• _DESCRIPTION OF THE TASK_:
Leave out the pictures; transcribe all else exactly.

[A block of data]
_ _ _ _ _ _ _

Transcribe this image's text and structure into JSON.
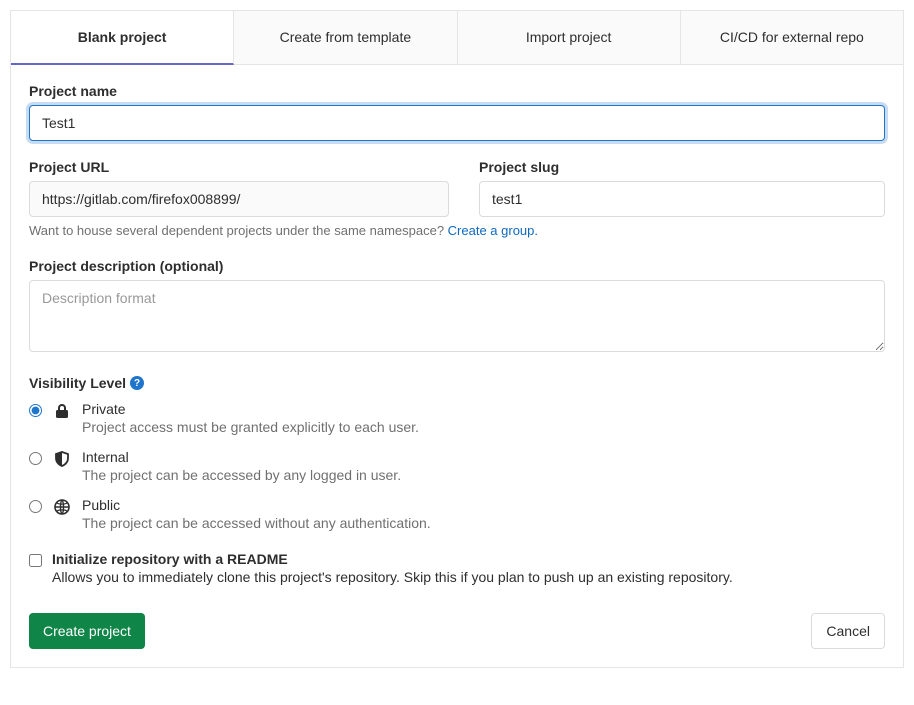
{
  "tabs": {
    "blank": "Blank project",
    "template": "Create from template",
    "import": "Import project",
    "cicd": "CI/CD for external repo"
  },
  "form": {
    "project_name_label": "Project name",
    "project_name_value": "Test1",
    "project_url_label": "Project URL",
    "project_url_value": "https://gitlab.com/firefox008899/",
    "project_slug_label": "Project slug",
    "project_slug_value": "test1",
    "namespace_hint": "Want to house several dependent projects under the same namespace? ",
    "namespace_link": "Create a group.",
    "description_label": "Project description (optional)",
    "description_placeholder": "Description format",
    "visibility_label": "Visibility Level",
    "visibility": {
      "private": {
        "title": "Private",
        "desc": "Project access must be granted explicitly to each user."
      },
      "internal": {
        "title": "Internal",
        "desc": "The project can be accessed by any logged in user."
      },
      "public": {
        "title": "Public",
        "desc": "The project can be accessed without any authentication."
      }
    },
    "readme": {
      "title": "Initialize repository with a README",
      "desc": "Allows you to immediately clone this project's repository. Skip this if you plan to push up an existing repository."
    },
    "create_button": "Create project",
    "cancel_button": "Cancel"
  }
}
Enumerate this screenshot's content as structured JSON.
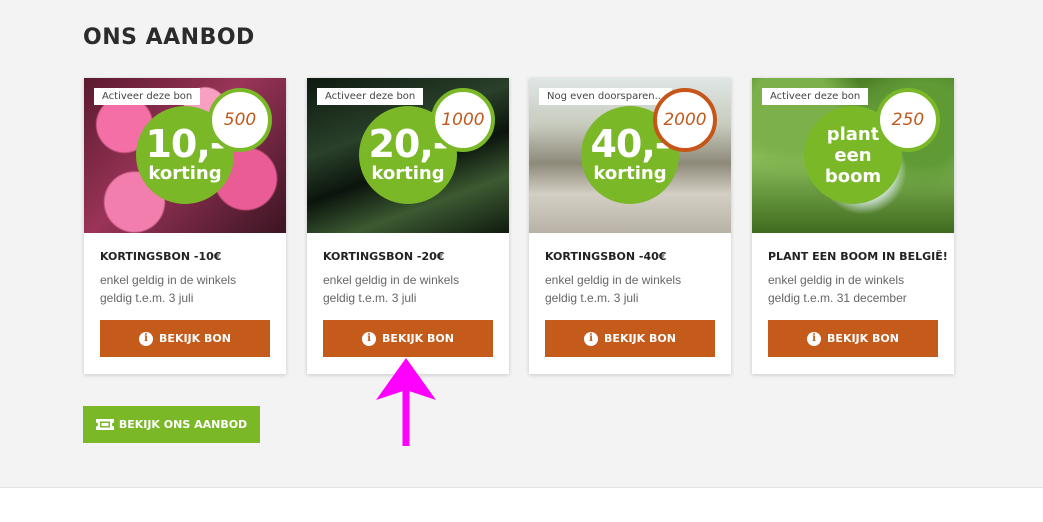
{
  "section": {
    "title": "ONS AANBOD"
  },
  "offers": [
    {
      "tag": "Activeer deze bon",
      "badge_big": "10,-",
      "badge_small": "korting",
      "points": "500",
      "name": "KORTINGSBON -10€",
      "line1": "enkel geldig in de winkels",
      "line2": "geldig t.e.m. 3 juli",
      "button": "BEKIJK BON"
    },
    {
      "tag": "Activeer deze bon",
      "badge_big": "20,-",
      "badge_small": "korting",
      "points": "1000",
      "name": "KORTINGSBON -20€",
      "line1": "enkel geldig in de winkels",
      "line2": "geldig t.e.m. 3 juli",
      "button": "BEKIJK BON"
    },
    {
      "tag": "Nog even doorsparen...",
      "badge_big": "40,-",
      "badge_small": "korting",
      "points": "2000",
      "name": "KORTINGSBON -40€",
      "line1": "enkel geldig in de winkels",
      "line2": "geldig t.e.m. 3 juli",
      "button": "BEKIJK BON"
    },
    {
      "tag": "Activeer deze bon",
      "badge_l1": "plant",
      "badge_l2": "een",
      "badge_l3": "boom",
      "points": "250",
      "name": "PLANT EEN BOOM IN BELGIË!",
      "line1": "enkel geldig in de winkels",
      "line2": "geldig t.e.m. 31 december",
      "button": "BEKIJK BON"
    }
  ],
  "all_offers_button": "BEKIJK ONS AANBOD",
  "colors": {
    "green": "#7ab828",
    "orange": "#c55b1a",
    "annotation": "#ff00ff"
  },
  "icons": {
    "info": "info-circle-icon",
    "ticket": "ticket-icon",
    "annotation": "arrow-up-icon"
  }
}
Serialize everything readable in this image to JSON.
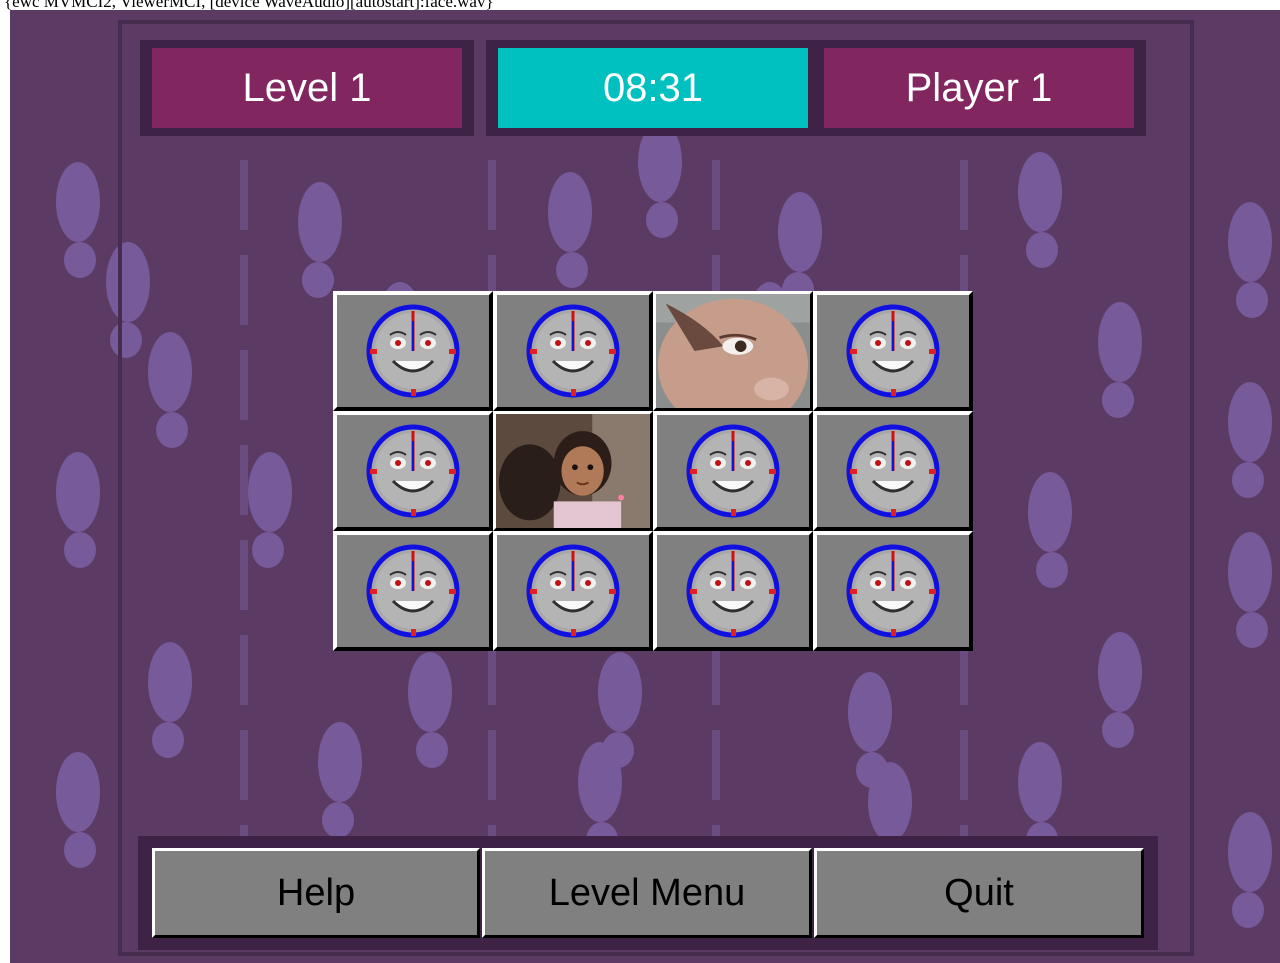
{
  "mci_command_text": "{ewc MVMCI2, ViewerMCI, [device WaveAudio][autostart]:face.wav}",
  "header": {
    "level": "Level 1",
    "timer": "08:31",
    "player": "Player 1"
  },
  "colors": {
    "board_bg": "#5b3b63",
    "footprint": "#775a99",
    "panel_maroon": "#82265f",
    "panel_cyan": "#00c0c0",
    "card_gray": "#808080",
    "clock_ring": "#1010e0"
  },
  "cards": [
    {
      "state": "face-down",
      "icon": "smiley-clock-icon"
    },
    {
      "state": "face-down",
      "icon": "smiley-clock-icon"
    },
    {
      "state": "face-up",
      "icon": "photo-close-up-face"
    },
    {
      "state": "face-down",
      "icon": "smiley-clock-icon"
    },
    {
      "state": "face-down",
      "icon": "smiley-clock-icon"
    },
    {
      "state": "face-up",
      "icon": "photo-girl-with-doll"
    },
    {
      "state": "face-down",
      "icon": "smiley-clock-icon"
    },
    {
      "state": "face-down",
      "icon": "smiley-clock-icon"
    },
    {
      "state": "face-down",
      "icon": "smiley-clock-icon"
    },
    {
      "state": "face-down",
      "icon": "smiley-clock-icon"
    },
    {
      "state": "face-down",
      "icon": "smiley-clock-icon"
    },
    {
      "state": "face-down",
      "icon": "smiley-clock-icon"
    }
  ],
  "buttons": {
    "help": "Help",
    "level_menu": "Level Menu",
    "quit": "Quit"
  }
}
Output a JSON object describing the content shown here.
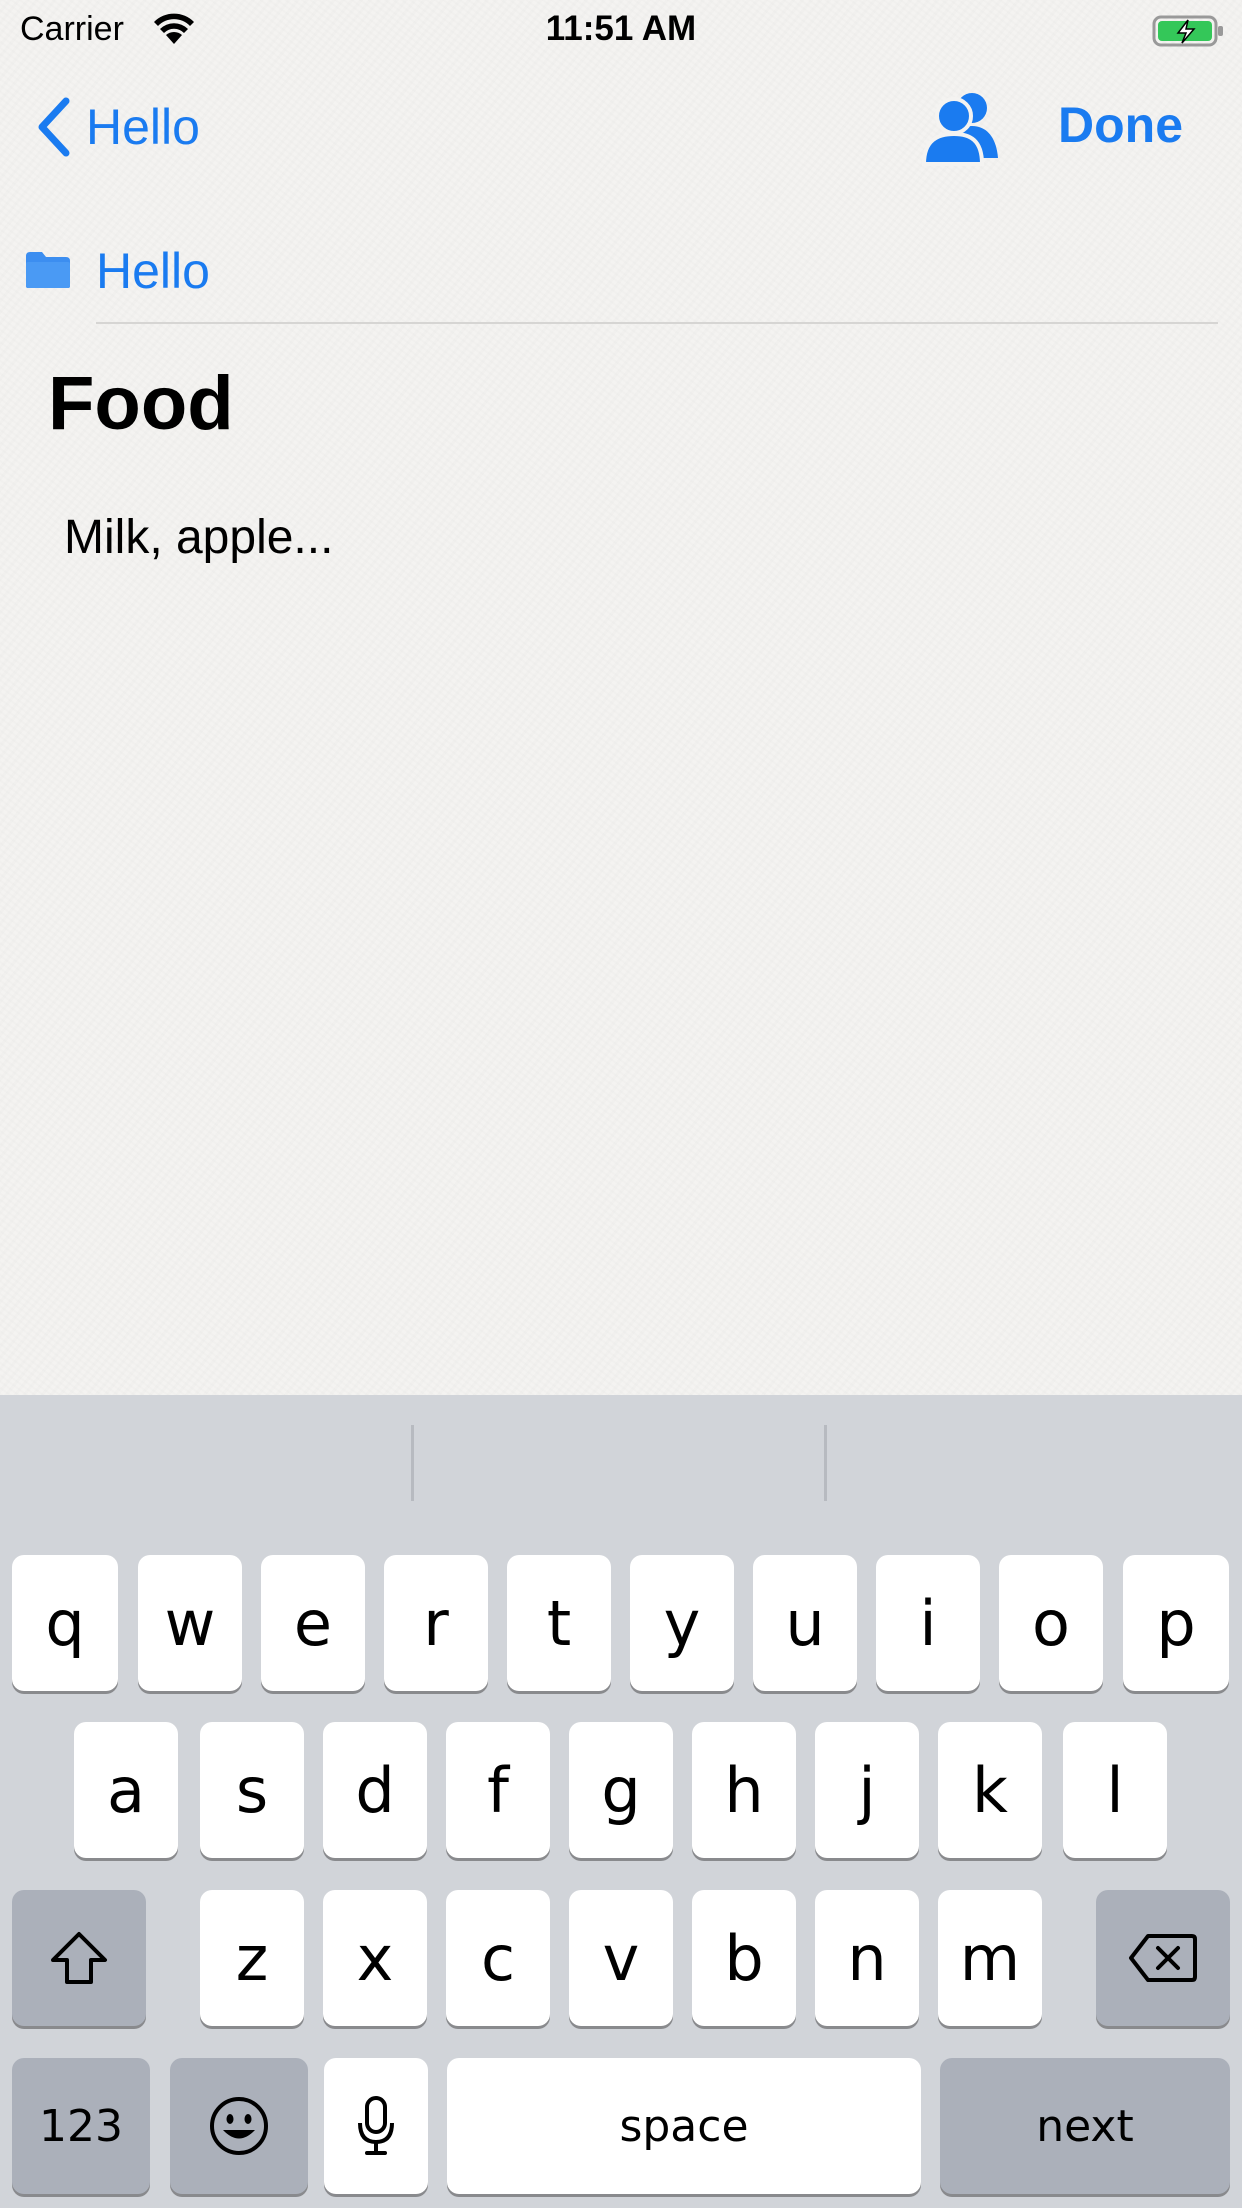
{
  "status_bar": {
    "carrier": "Carrier",
    "time": "11:51 AM"
  },
  "nav": {
    "back_label": "Hello",
    "done_label": "Done"
  },
  "folder": {
    "name": "Hello"
  },
  "note": {
    "title": "Food",
    "body": "Milk, apple..."
  },
  "keyboard": {
    "row1": [
      "q",
      "w",
      "e",
      "r",
      "t",
      "y",
      "u",
      "i",
      "o",
      "p"
    ],
    "row2": [
      "a",
      "s",
      "d",
      "f",
      "g",
      "h",
      "j",
      "k",
      "l"
    ],
    "row3": [
      "z",
      "x",
      "c",
      "v",
      "b",
      "n",
      "m"
    ],
    "numbers_label": "123",
    "space_label": "space",
    "return_label": "next"
  },
  "colors": {
    "accent": "#1a7bf0",
    "keyboard_bg": "#d1d4d9",
    "key_dark": "#abb0ba"
  }
}
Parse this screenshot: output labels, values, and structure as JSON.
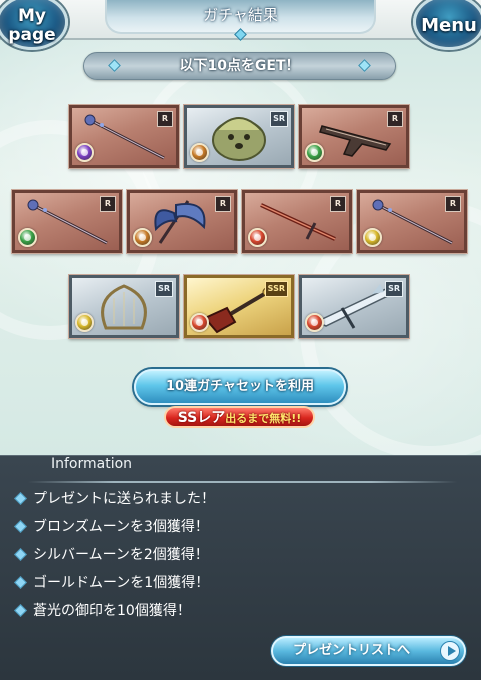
{
  "header": {
    "title": "ガチャ結果",
    "mypage_line1": "My",
    "mypage_line2": "page",
    "menu_label": "Menu"
  },
  "banner": {
    "text": "以下10点をGET！"
  },
  "items": [
    {
      "rarity": "R",
      "element": "dark",
      "element_color": "#7a3fc2",
      "art": "staff"
    },
    {
      "rarity": "SR",
      "element": "earth",
      "element_color": "#c77a26",
      "art": "creature"
    },
    {
      "rarity": "R",
      "element": "wind",
      "element_color": "#3aa246",
      "art": "gun"
    },
    {
      "rarity": "R",
      "element": "wind",
      "element_color": "#3aa246",
      "art": "staff"
    },
    {
      "rarity": "R",
      "element": "earth",
      "element_color": "#c77a26",
      "art": "axe"
    },
    {
      "rarity": "R",
      "element": "fire",
      "element_color": "#d8462c",
      "art": "sword"
    },
    {
      "rarity": "R",
      "element": "light",
      "element_color": "#d8b82a",
      "art": "staff"
    },
    {
      "rarity": "SR",
      "element": "light",
      "element_color": "#d8b82a",
      "art": "harp"
    },
    {
      "rarity": "SSR",
      "element": "fire",
      "element_color": "#d8462c",
      "art": "guitar"
    },
    {
      "rarity": "SR",
      "element": "fire",
      "element_color": "#d8462c",
      "art": "blade"
    }
  ],
  "gacha_button": {
    "label": "10連ガチャセットを利用"
  },
  "free_badge": {
    "ss_text": "SSレア",
    "rest_text": "出るまで無料!!"
  },
  "information": {
    "title": "Information",
    "messages": [
      "プレゼントに送られました！",
      "ブロンズムーンを3個獲得！",
      "シルバームーンを2個獲得！",
      "ゴールドムーンを1個獲得！",
      "蒼光の御印を10個獲得！"
    ]
  },
  "present_button": {
    "label": "プレゼントリストへ"
  }
}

_ _ _ _ _ _ _

• _TASK RESULT_:
Transcribe this image's text and structure into JSON.
{
  "tabs": {
    "blank": "Blank project",
    "template": "Create from template",
    "import": "Import project",
    "cicd": "CI/CD for external repo"
  },
  "form": {
    "project_name_label": "Project name",
    "project_name_value": "Test1",
    "project_url_label": "Project URL",
    "project_url_value": "https://gitlab.com/firefox008899/",
    "project_slug_label": "Project slug",
    "project_slug_value": "test1",
    "namespace_hint": "Want to house several dependent projects under the same namespace? ",
    "namespace_link": "Create a group.",
    "description_label": "Project description (optional)",
    "description_placeholder": "Description format",
    "visibility_label": "Visibility Level",
    "visibility": {
      "private": {
        "title": "Private",
        "desc": "Project access must be granted explicitly to each user."
      },
      "internal": {
        "title": "Internal",
        "desc": "The project can be accessed by any logged in user."
      },
      "public": {
        "title": "Public",
        "desc": "The project can be accessed without any authentication."
      }
    },
    "readme": {
      "title": "Initialize repository with a README",
      "desc": "Allows you to immediately clone this project's repository. Skip this if you plan to push up an existing repository."
    },
    "create_button": "Create project",
    "cancel_button": "Cancel"
  }
}
Enumerate this screenshot's content as structured JSON.
{
  "section": {
    "title": "ONS AANBOD"
  },
  "offers": [
    {
      "tag": "Activeer deze bon",
      "badge_big": "10,-",
      "badge_small": "korting",
      "points": "500",
      "name": "KORTINGSBON -10€",
      "line1": "enkel geldig in de winkels",
      "line2": "geldig t.e.m. 3 juli",
      "button": "BEKIJK BON"
    },
    {
      "tag": "Activeer deze bon",
      "badge_big": "20,-",
      "badge_small": "korting",
      "points": "1000",
      "name": "KORTINGSBON -20€",
      "line1": "enkel geldig in de winkels",
      "line2": "geldig t.e.m. 3 juli",
      "button": "BEKIJK BON"
    },
    {
      "tag": "Nog even doorsparen...",
      "badge_big": "40,-",
      "badge_small": "korting",
      "points": "2000",
      "name": "KORTINGSBON -40€",
      "line1": "enkel geldig in de winkels",
      "line2": "geldig t.e.m. 3 juli",
      "button": "BEKIJK BON"
    },
    {
      "tag": "Activeer deze bon",
      "badge_l1": "plant",
      "badge_l2": "een",
      "badge_l3": "boom",
      "points": "250",
      "name": "PLANT EEN BOOM IN BELGIË!",
      "line1": "enkel geldig in de winkels",
      "line2": "geldig t.e.m. 31 december",
      "button": "BEKIJK BON"
    }
  ],
  "all_offers_button": "BEKIJK ONS AANBOD",
  "colors": {
    "green": "#7ab828",
    "orange": "#c55b1a",
    "annotation": "#ff00ff"
  },
  "icons": {
    "info": "info-circle-icon",
    "ticket": "ticket-icon",
    "annotation": "arrow-up-icon"
  }
}
Serialize everything readable in this image to JSON.
{
  "mci_command_text": "{ewc MVMCI2, ViewerMCI, [device WaveAudio][autostart]:face.wav}",
  "header": {
    "level": "Level 1",
    "timer": "08:31",
    "player": "Player 1"
  },
  "colors": {
    "board_bg": "#5b3b63",
    "footprint": "#775a99",
    "panel_maroon": "#82265f",
    "panel_cyan": "#00c0c0",
    "card_gray": "#808080",
    "clock_ring": "#1010e0"
  },
  "cards": [
    {
      "state": "face-down",
      "icon": "smiley-clock-icon"
    },
    {
      "state": "face-down",
      "icon": "smiley-clock-icon"
    },
    {
      "state": "face-up",
      "icon": "photo-close-up-face"
    },
    {
      "state": "face-down",
      "icon": "smiley-clock-icon"
    },
    {
      "state": "face-down",
      "icon": "smiley-clock-icon"
    },
    {
      "state": "face-up",
      "icon": "photo-girl-with-doll"
    },
    {
      "state": "face-down",
      "icon": "smiley-clock-icon"
    },
    {
      "state": "face-down",
      "icon": "smiley-clock-icon"
    },
    {
      "state": "face-down",
      "icon": "smiley-clock-icon"
    },
    {
      "state": "face-down",
      "icon": "smiley-clock-icon"
    },
    {
      "state": "face-down",
      "icon": "smiley-clock-icon"
    },
    {
      "state": "face-down",
      "icon": "smiley-clock-icon"
    }
  ],
  "buttons": {
    "help": "Help",
    "level_menu": "Level Menu",
    "quit": "Quit"
  }
}
Output a JSON object describing the content shown here.
{
  "status_bar": {
    "carrier": "Carrier",
    "time": "11:51 AM"
  },
  "nav": {
    "back_label": "Hello",
    "done_label": "Done"
  },
  "folder": {
    "name": "Hello"
  },
  "note": {
    "title": "Food",
    "body": "Milk, apple..."
  },
  "keyboard": {
    "row1": [
      "q",
      "w",
      "e",
      "r",
      "t",
      "y",
      "u",
      "i",
      "o",
      "p"
    ],
    "row2": [
      "a",
      "s",
      "d",
      "f",
      "g",
      "h",
      "j",
      "k",
      "l"
    ],
    "row3": [
      "z",
      "x",
      "c",
      "v",
      "b",
      "n",
      "m"
    ],
    "numbers_label": "123",
    "space_label": "space",
    "return_label": "next"
  },
  "colors": {
    "accent": "#1a7bf0",
    "keyboard_bg": "#d1d4d9",
    "key_dark": "#abb0ba"
  }
}
Parse this screenshot: output labels, values, and structure as JSON.
{
  "header": {
    "title": "ガチャ結果",
    "mypage_line1": "My",
    "mypage_line2": "page",
    "menu_label": "Menu"
  },
  "banner": {
    "text": "以下10点をGET！"
  },
  "items": [
    {
      "rarity": "R",
      "element": "dark",
      "element_color": "#7a3fc2",
      "art": "staff"
    },
    {
      "rarity": "SR",
      "element": "earth",
      "element_color": "#c77a26",
      "art": "creature"
    },
    {
      "rarity": "R",
      "element": "wind",
      "element_color": "#3aa246",
      "art": "gun"
    },
    {
      "rarity": "R",
      "element": "wind",
      "element_color": "#3aa246",
      "art": "staff"
    },
    {
      "rarity": "R",
      "element": "earth",
      "element_color": "#c77a26",
      "art": "axe"
    },
    {
      "rarity": "R",
      "element": "fire",
      "element_color": "#d8462c",
      "art": "sword"
    },
    {
      "rarity": "R",
      "element": "light",
      "element_color": "#d8b82a",
      "art": "staff"
    },
    {
      "rarity": "SR",
      "element": "light",
      "element_color": "#d8b82a",
      "art": "harp"
    },
    {
      "rarity": "SSR",
      "element": "fire",
      "element_color": "#d8462c",
      "art": "guitar"
    },
    {
      "rarity": "SR",
      "element": "fire",
      "element_color": "#d8462c",
      "art": "blade"
    }
  ],
  "gacha_button": {
    "label": "10連ガチャセットを利用"
  },
  "free_badge": {
    "ss_text": "SSレア",
    "rest_text": "出るまで無料!!"
  },
  "information": {
    "title": "Information",
    "messages": [
      "プレゼントに送られました！",
      "ブロンズムーンを3個獲得！",
      "シルバームーンを2個獲得！",
      "ゴールドムーンを1個獲得！",
      "蒼光の御印を10個獲得！"
    ]
  },
  "present_button": {
    "label": "プレゼントリストへ"
  }
}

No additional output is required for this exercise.